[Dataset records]

--------------------

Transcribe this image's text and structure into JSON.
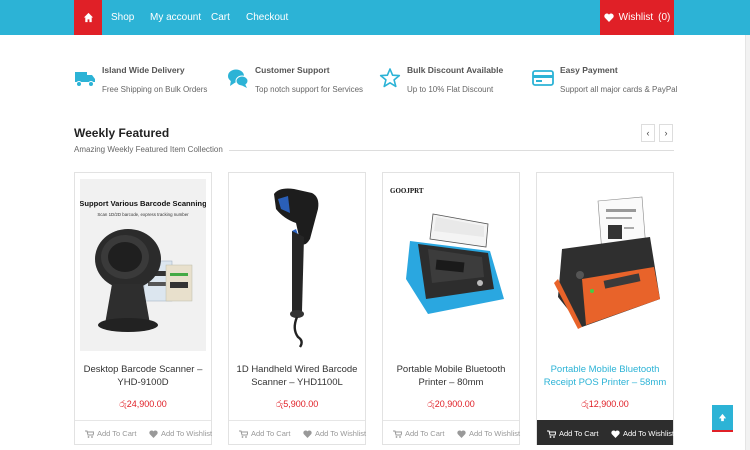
{
  "nav": {
    "home_icon": "home-icon",
    "items": [
      "Shop",
      "My account",
      "Cart",
      "Checkout"
    ],
    "wishlist_label": "Wishlist",
    "wishlist_count": "(0)"
  },
  "features": [
    {
      "icon": "truck-icon",
      "title": "Island Wide Delivery",
      "subtitle": "Free Shipping on Bulk Orders"
    },
    {
      "icon": "chat-icon",
      "title": "Customer Support",
      "subtitle": "Top notch support for Services"
    },
    {
      "icon": "star-icon",
      "title": "Bulk Discount Available",
      "subtitle": "Up to 10% Flat Discount"
    },
    {
      "icon": "credit-card-icon",
      "title": "Easy Payment",
      "subtitle": "Support all major cards & PayPal"
    }
  ],
  "section": {
    "title": "Weekly Featured",
    "subtitle": "Amazing Weekly Featured Item Collection",
    "prev": "‹",
    "next": "›"
  },
  "products": [
    {
      "name": "Desktop Barcode Scanner – YHD-9100D",
      "price": "රු24,900.00",
      "img_heading": "Support Various Barcode Scanning",
      "img_subheading": "Scan 1D/2D barcode, express tracking number",
      "add_to_cart": "Add To Cart",
      "add_to_wishlist": "Add To Wishlist"
    },
    {
      "name": "1D Handheld Wired Barcode Scanner – YHD1100L",
      "price": "රු5,900.00",
      "add_to_cart": "Add To Cart",
      "add_to_wishlist": "Add To Wishlist"
    },
    {
      "name": "Portable Mobile Bluetooth Printer – 80mm",
      "price": "රු20,900.00",
      "img_brand": "GOOJPRT",
      "add_to_cart": "Add To Cart",
      "add_to_wishlist": "Add To Wishlist"
    },
    {
      "name": "Portable Mobile Bluetooth Receipt POS Printer – 58mm",
      "price": "රු12,900.00",
      "add_to_cart": "Add To Cart",
      "add_to_wishlist": "Add To Wishlist"
    }
  ],
  "colors": {
    "accent": "#2cb3d6",
    "brand_red": "#e02027",
    "dark": "#2d2d2d"
  }
}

--------------------

**REQUEST**. Pick out all lines from the data above in which the word "Scanner" appears.

**CORRECT OUTPUT**.
      "name": "Desktop Barcode Scanner – YHD-9100D",
      "name": "1D Handheld Wired Barcode Scanner – YHD1100L",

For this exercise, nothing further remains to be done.